Every line below is to be copied exactly, with the pictures left out.

── DATA TO PROCESS

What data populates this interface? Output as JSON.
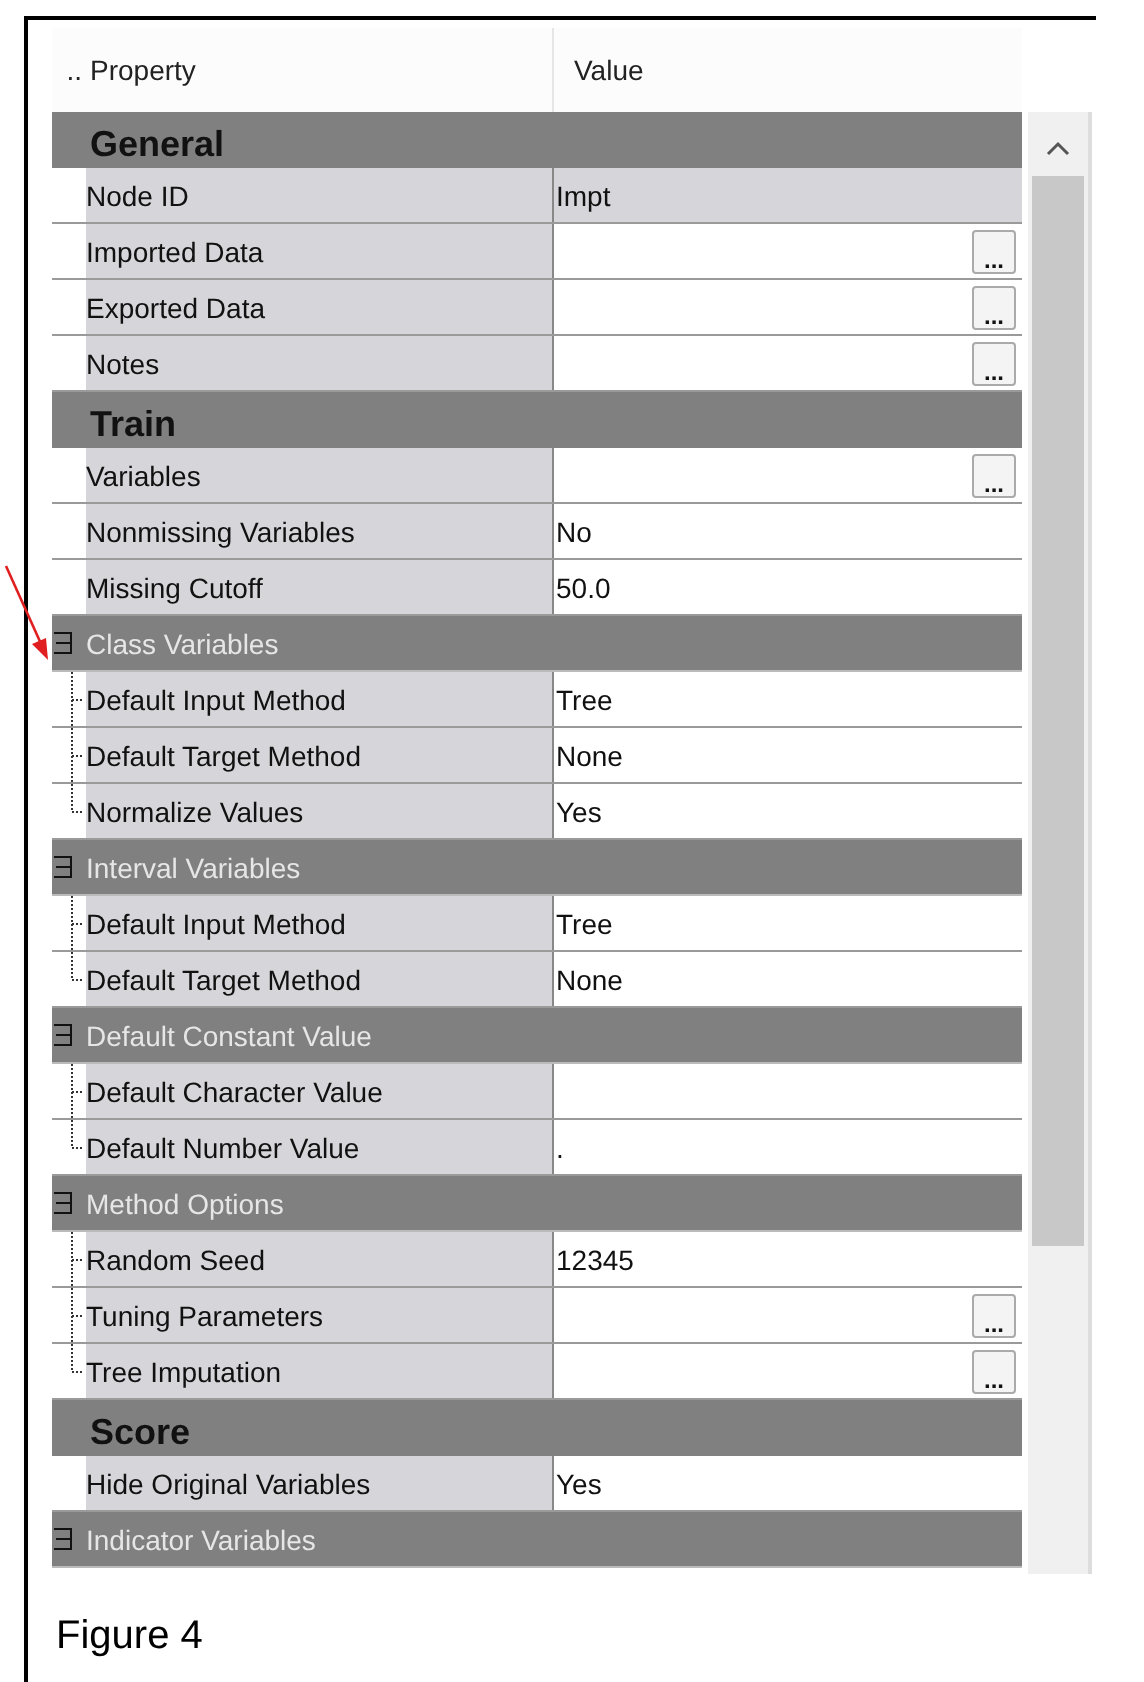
{
  "columns": [
    "..",
    "Property",
    "Value"
  ],
  "sections": [
    {
      "title": "General",
      "items": [
        {
          "kind": "property",
          "property": "Node ID",
          "value": "Impt",
          "readonly": true
        },
        {
          "kind": "property",
          "property": "Imported Data",
          "button": "..."
        },
        {
          "kind": "property",
          "property": "Exported Data",
          "button": "..."
        },
        {
          "kind": "property",
          "property": "Notes",
          "button": "..."
        }
      ]
    },
    {
      "title": "Train",
      "items": [
        {
          "kind": "property",
          "property": "Variables",
          "button": "..."
        },
        {
          "kind": "property",
          "property": "Nonmissing Variables",
          "value": "No"
        },
        {
          "kind": "property",
          "property": "Missing Cutoff",
          "value": "50.0"
        },
        {
          "kind": "group",
          "title": "Class Variables",
          "expanded": true,
          "children": [
            {
              "kind": "property",
              "property": "Default Input Method",
              "value": "Tree"
            },
            {
              "kind": "property",
              "property": "Default Target Method",
              "value": "None"
            },
            {
              "kind": "property",
              "property": "Normalize Values",
              "value": "Yes"
            }
          ]
        },
        {
          "kind": "group",
          "title": "Interval Variables",
          "expanded": true,
          "children": [
            {
              "kind": "property",
              "property": "Default Input Method",
              "value": "Tree"
            },
            {
              "kind": "property",
              "property": "Default Target Method",
              "value": "None"
            }
          ]
        },
        {
          "kind": "group",
          "title": "Default Constant Value",
          "expanded": true,
          "children": [
            {
              "kind": "property",
              "property": "Default Character Value"
            },
            {
              "kind": "property",
              "property": "Default Number Value",
              "value": "."
            }
          ]
        },
        {
          "kind": "group",
          "title": "Method Options",
          "expanded": true,
          "children": [
            {
              "kind": "property",
              "property": "Random Seed",
              "value": "12345"
            },
            {
              "kind": "property",
              "property": "Tuning Parameters",
              "button": "..."
            },
            {
              "kind": "property",
              "property": "Tree Imputation",
              "button": "..."
            }
          ]
        }
      ]
    },
    {
      "title": "Score",
      "items": [
        {
          "kind": "property",
          "property": "Hide Original Variables",
          "value": "Yes"
        },
        {
          "kind": "group",
          "title": "Indicator Variables",
          "expanded": true
        }
      ]
    }
  ],
  "caption": "Figure 4"
}
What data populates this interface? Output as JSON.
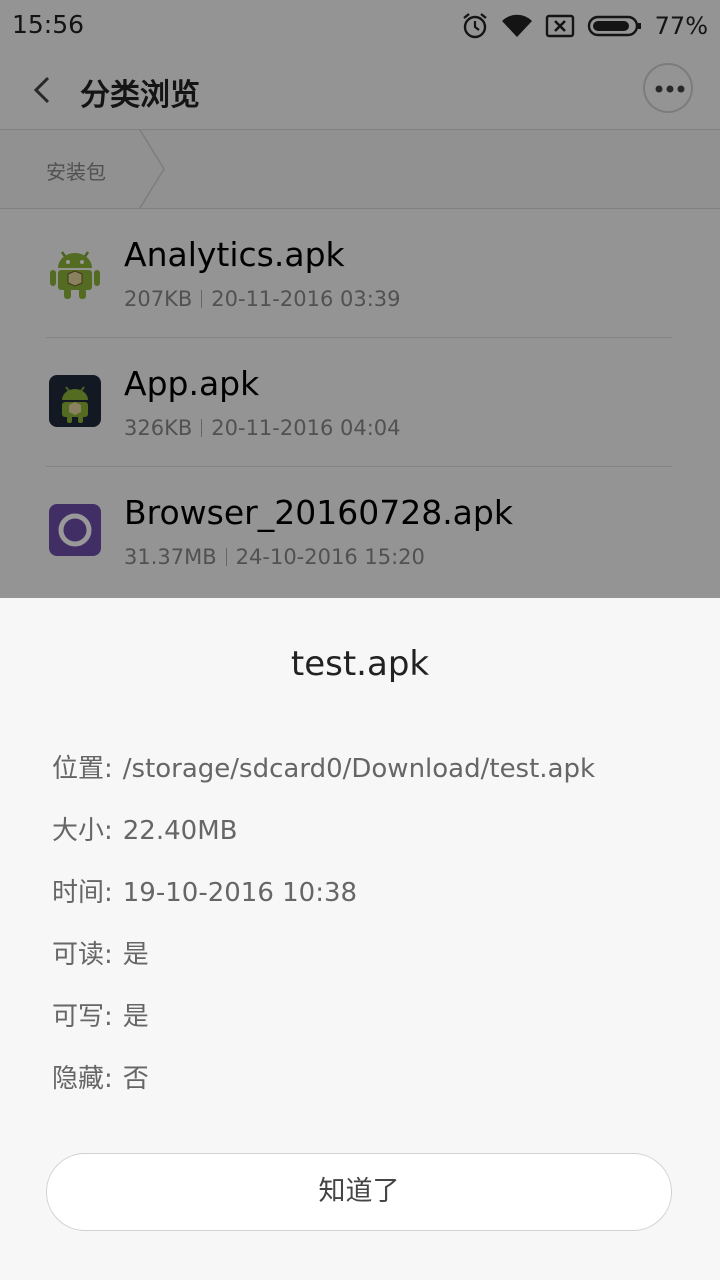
{
  "status_bar": {
    "time": "15:56",
    "battery": "77%"
  },
  "app_bar": {
    "title": "分类浏览"
  },
  "breadcrumb": {
    "current": "安装包"
  },
  "files": [
    {
      "name": "Analytics.apk",
      "size": "207KB",
      "date": "20-11-2016 03:39",
      "icon": "android-robot-icon"
    },
    {
      "name": "App.apk",
      "size": "326KB",
      "date": "20-11-2016 04:04",
      "icon": "android-dark-app-icon"
    },
    {
      "name": "Browser_20160728.apk",
      "size": "31.37MB",
      "date": "24-10-2016 15:20",
      "icon": "browser-app-icon"
    }
  ],
  "dialog": {
    "title": "test.apk",
    "properties": [
      {
        "label": "位置:",
        "value": "/storage/sdcard0/Download/test.apk"
      },
      {
        "label": "大小:",
        "value": "22.40MB"
      },
      {
        "label": "时间:",
        "value": "19-10-2016 10:38"
      },
      {
        "label": "可读:",
        "value": "是"
      },
      {
        "label": "可写:",
        "value": "是"
      },
      {
        "label": "隐藏:",
        "value": "否"
      }
    ],
    "confirm_label": "知道了"
  },
  "colors": {
    "overlay": "#000000",
    "background": "#f7f7f7",
    "android_green": "#8cb33a",
    "browser_purple": "#6b4ea8"
  }
}
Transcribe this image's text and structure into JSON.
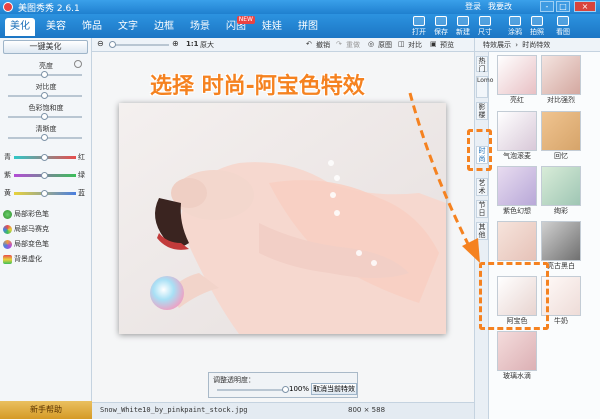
{
  "app": {
    "title": "美图秀秀 2.6.1",
    "login": "登录",
    "modify": "我要改"
  },
  "window_buttons": {
    "minimize": "-",
    "maximize": "□",
    "close": "×"
  },
  "tabs": [
    {
      "label": "美化",
      "active": true
    },
    {
      "label": "美容"
    },
    {
      "label": "饰品"
    },
    {
      "label": "文字"
    },
    {
      "label": "边框"
    },
    {
      "label": "场景"
    },
    {
      "label": "闪图",
      "badge": "NEW"
    },
    {
      "label": "娃娃"
    },
    {
      "label": "拼图"
    }
  ],
  "toolbar": [
    {
      "label": "打开",
      "icon": "folder-icon"
    },
    {
      "label": "保存",
      "icon": "save-icon"
    },
    {
      "label": "新建",
      "icon": "new-icon"
    },
    {
      "label": "尺寸",
      "icon": "resize-icon"
    },
    {
      "label": "涂鸦",
      "icon": "brush-icon"
    },
    {
      "label": "拍照",
      "icon": "camera-icon"
    },
    {
      "label": "看图",
      "icon": "view-icon"
    }
  ],
  "left_panel": {
    "one_key_label": "一键美化",
    "sliders": [
      {
        "label": "亮度",
        "value": 0.5
      },
      {
        "label": "对比度",
        "value": 0.5
      },
      {
        "label": "色彩饱和度",
        "value": 0.5
      },
      {
        "label": "清晰度",
        "value": 0.5
      }
    ],
    "color_sliders": [
      {
        "left": "青",
        "right": "红",
        "value": 0.5,
        "color": "#e84c4c"
      },
      {
        "left": "紫",
        "right": "绿",
        "value": 0.5,
        "color": "#3cbf5a"
      },
      {
        "left": "黄",
        "right": "蓝",
        "value": 0.5,
        "color": "#4a7fe0"
      }
    ],
    "brushes": [
      {
        "label": "局部彩色笔",
        "icon": "color-brush-icon"
      },
      {
        "label": "局部马赛克",
        "icon": "mosaic-icon"
      },
      {
        "label": "局部变色笔",
        "icon": "recolor-icon"
      },
      {
        "label": "背景虚化",
        "icon": "blur-icon"
      }
    ],
    "help_label": "新手帮助"
  },
  "edit_toolbar": {
    "zoom_ratio": "1:1",
    "original_size": "原大",
    "undo": "撤销",
    "redo": "重做",
    "original": "原图",
    "compare": "对比",
    "preview": "预览"
  },
  "opacity": {
    "label": "调整透明度：",
    "value": "100%",
    "cancel": "取消当前特效"
  },
  "status": {
    "filename": "Snow_White10_by_pinkpaint_stock.jpg",
    "dimensions": "800 × 588"
  },
  "right_panel": {
    "header_left": "特效展示",
    "header_sep": "›",
    "header_right": "时尚特效",
    "vtabs": [
      "热门",
      "Lomo",
      "影楼",
      "时尚",
      "艺术",
      "节日",
      "其他"
    ],
    "effects": [
      {
        "label": "亮红",
        "color": "#e8c0c4"
      },
      {
        "label": "对比强烈",
        "color": "#d4a8a0"
      },
      {
        "label": "气泡滚麦",
        "color": "#d8c8d8"
      },
      {
        "label": "回忆",
        "color": "#d6a46a"
      },
      {
        "label": "紫色幻想",
        "color": "#b8a8d8"
      },
      {
        "label": "绚彩",
        "color": "#9fc6b4"
      },
      {
        "label": "",
        "color": "#e6c2b8"
      },
      {
        "label": "亮古黑白",
        "color": "#9a9a9a"
      },
      {
        "label": "阿宝色",
        "color": "#e8d4d0"
      },
      {
        "label": "牛奶",
        "color": "#eedcd8"
      },
      {
        "label": "玻璃水滴",
        "color": "#dcb0b4"
      }
    ]
  },
  "annotation": {
    "text": "选择 时尚-阿宝色特效"
  }
}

────

◆ **REPLY**:
What data populates this interface? Output as JSON.
{
  "columns": [
    "..",
    "Property",
    "Value"
  ],
  "sections": [
    {
      "title": "General",
      "items": [
        {
          "kind": "property",
          "property": "Node ID",
          "value": "Impt",
          "readonly": true
        },
        {
          "kind": "property",
          "property": "Imported Data",
          "button": "..."
        },
        {
          "kind": "property",
          "property": "Exported Data",
          "button": "..."
        },
        {
          "kind": "property",
          "property": "Notes",
          "button": "..."
        }
      ]
    },
    {
      "title": "Train",
      "items": [
        {
          "kind": "property",
          "property": "Variables",
          "button": "..."
        },
        {
          "kind": "property",
          "property": "Nonmissing Variables",
          "value": "No"
        },
        {
          "kind": "property",
          "property": "Missing Cutoff",
          "value": "50.0"
        },
        {
          "kind": "group",
          "title": "Class Variables",
          "expanded": true,
          "children": [
            {
              "kind": "property",
              "property": "Default Input Method",
              "value": "Tree"
            },
            {
              "kind": "property",
              "property": "Default Target Method",
              "value": "None"
            },
            {
              "kind": "property",
              "property": "Normalize Values",
              "value": "Yes"
            }
          ]
        },
        {
          "kind": "group",
          "title": "Interval Variables",
          "expanded": true,
          "children": [
            {
              "kind": "property",
              "property": "Default Input Method",
              "value": "Tree"
            },
            {
              "kind": "property",
              "property": "Default Target Method",
              "value": "None"
            }
          ]
        },
        {
          "kind": "group",
          "title": "Default Constant Value",
          "expanded": true,
          "children": [
            {
              "kind": "property",
              "property": "Default Character Value"
            },
            {
              "kind": "property",
              "property": "Default Number Value",
              "value": "."
            }
          ]
        },
        {
          "kind": "group",
          "title": "Method Options",
          "expanded": true,
          "children": [
            {
              "kind": "property",
              "property": "Random Seed",
              "value": "12345"
            },
            {
              "kind": "property",
              "property": "Tuning Parameters",
              "button": "..."
            },
            {
              "kind": "property",
              "property": "Tree Imputation",
              "button": "..."
            }
          ]
        }
      ]
    },
    {
      "title": "Score",
      "items": [
        {
          "kind": "property",
          "property": "Hide Original Variables",
          "value": "Yes"
        },
        {
          "kind": "group",
          "title": "Indicator Variables",
          "expanded": true
        }
      ]
    }
  ],
  "caption": "Figure 4"
}
What data populates this interface? Output as JSON.
{
  "status_bar": {
    "time": "15:56",
    "battery": "77%"
  },
  "app_bar": {
    "title": "分类浏览"
  },
  "breadcrumb": {
    "current": "安装包"
  },
  "files": [
    {
      "name": "Analytics.apk",
      "size": "207KB",
      "date": "20-11-2016 03:39",
      "icon": "android-robot-icon"
    },
    {
      "name": "App.apk",
      "size": "326KB",
      "date": "20-11-2016 04:04",
      "icon": "android-dark-app-icon"
    },
    {
      "name": "Browser_20160728.apk",
      "size": "31.37MB",
      "date": "24-10-2016 15:20",
      "icon": "browser-app-icon"
    }
  ],
  "dialog": {
    "title": "test.apk",
    "properties": [
      {
        "label": "位置:",
        "value": "/storage/sdcard0/Download/test.apk"
      },
      {
        "label": "大小:",
        "value": "22.40MB"
      },
      {
        "label": "时间:",
        "value": "19-10-2016 10:38"
      },
      {
        "label": "可读:",
        "value": "是"
      },
      {
        "label": "可写:",
        "value": "是"
      },
      {
        "label": "隐藏:",
        "value": "否"
      }
    ],
    "confirm_label": "知道了"
  },
  "colors": {
    "overlay": "#000000",
    "background": "#f7f7f7",
    "android_green": "#8cb33a",
    "browser_purple": "#6b4ea8"
  }
}
Transcribe this image's text and structure into JSON.
{
  "app": {
    "title": "美图秀秀 2.6.1",
    "login": "登录",
    "modify": "我要改"
  },
  "window_buttons": {
    "minimize": "-",
    "maximize": "□",
    "close": "×"
  },
  "tabs": [
    {
      "label": "美化",
      "active": true
    },
    {
      "label": "美容"
    },
    {
      "label": "饰品"
    },
    {
      "label": "文字"
    },
    {
      "label": "边框"
    },
    {
      "label": "场景"
    },
    {
      "label": "闪图",
      "badge": "NEW"
    },
    {
      "label": "娃娃"
    },
    {
      "label": "拼图"
    }
  ],
  "toolbar": [
    {
      "label": "打开",
      "icon": "folder-icon"
    },
    {
      "label": "保存",
      "icon": "save-icon"
    },
    {
      "label": "新建",
      "icon": "new-icon"
    },
    {
      "label": "尺寸",
      "icon": "resize-icon"
    },
    {
      "label": "涂鸦",
      "icon": "brush-icon"
    },
    {
      "label": "拍照",
      "icon": "camera-icon"
    },
    {
      "label": "看图",
      "icon": "view-icon"
    }
  ],
  "left_panel": {
    "one_key_label": "一键美化",
    "sliders": [
      {
        "label": "亮度",
        "value": 0.5
      },
      {
        "label": "对比度",
        "value": 0.5
      },
      {
        "label": "色彩饱和度",
        "value": 0.5
      },
      {
        "label": "清晰度",
        "value": 0.5
      }
    ],
    "color_sliders": [
      {
        "left": "青",
        "right": "红",
        "value": 0.5,
        "color": "#e84c4c"
      },
      {
        "left": "紫",
        "right": "绿",
        "value": 0.5,
        "color": "#3cbf5a"
      },
      {
        "left": "黄",
        "right": "蓝",
        "value": 0.5,
        "color": "#4a7fe0"
      }
    ],
    "brushes": [
      {
        "label": "局部彩色笔",
        "icon": "color-brush-icon"
      },
      {
        "label": "局部马赛克",
        "icon": "mosaic-icon"
      },
      {
        "label": "局部变色笔",
        "icon": "recolor-icon"
      },
      {
        "label": "背景虚化",
        "icon": "blur-icon"
      }
    ],
    "help_label": "新手帮助"
  },
  "edit_toolbar": {
    "zoom_ratio": "1:1",
    "original_size": "原大",
    "undo": "撤销",
    "redo": "重做",
    "original": "原图",
    "compare": "对比",
    "preview": "预览"
  },
  "opacity": {
    "label": "调整透明度：",
    "value": "100%",
    "cancel": "取消当前特效"
  },
  "status": {
    "filename": "Snow_White10_by_pinkpaint_stock.jpg",
    "dimensions": "800 × 588"
  },
  "right_panel": {
    "header_left": "特效展示",
    "header_sep": "›",
    "header_right": "时尚特效",
    "vtabs": [
      "热门",
      "Lomo",
      "影楼",
      "时尚",
      "艺术",
      "节日",
      "其他"
    ],
    "effects": [
      {
        "label": "亮红",
        "color": "#e8c0c4"
      },
      {
        "label": "对比强烈",
        "color": "#d4a8a0"
      },
      {
        "label": "气泡滚麦",
        "color": "#d8c8d8"
      },
      {
        "label": "回忆",
        "color": "#d6a46a"
      },
      {
        "label": "紫色幻想",
        "color": "#b8a8d8"
      },
      {
        "label": "绚彩",
        "color": "#9fc6b4"
      },
      {
        "label": "",
        "color": "#e6c2b8"
      },
      {
        "label": "亮古黑白",
        "color": "#9a9a9a"
      },
      {
        "label": "阿宝色",
        "color": "#e8d4d0"
      },
      {
        "label": "牛奶",
        "color": "#eedcd8"
      },
      {
        "label": "玻璃水滴",
        "color": "#dcb0b4"
      }
    ]
  },
  "annotation": {
    "text": "选择 时尚-阿宝色特效"
  }
}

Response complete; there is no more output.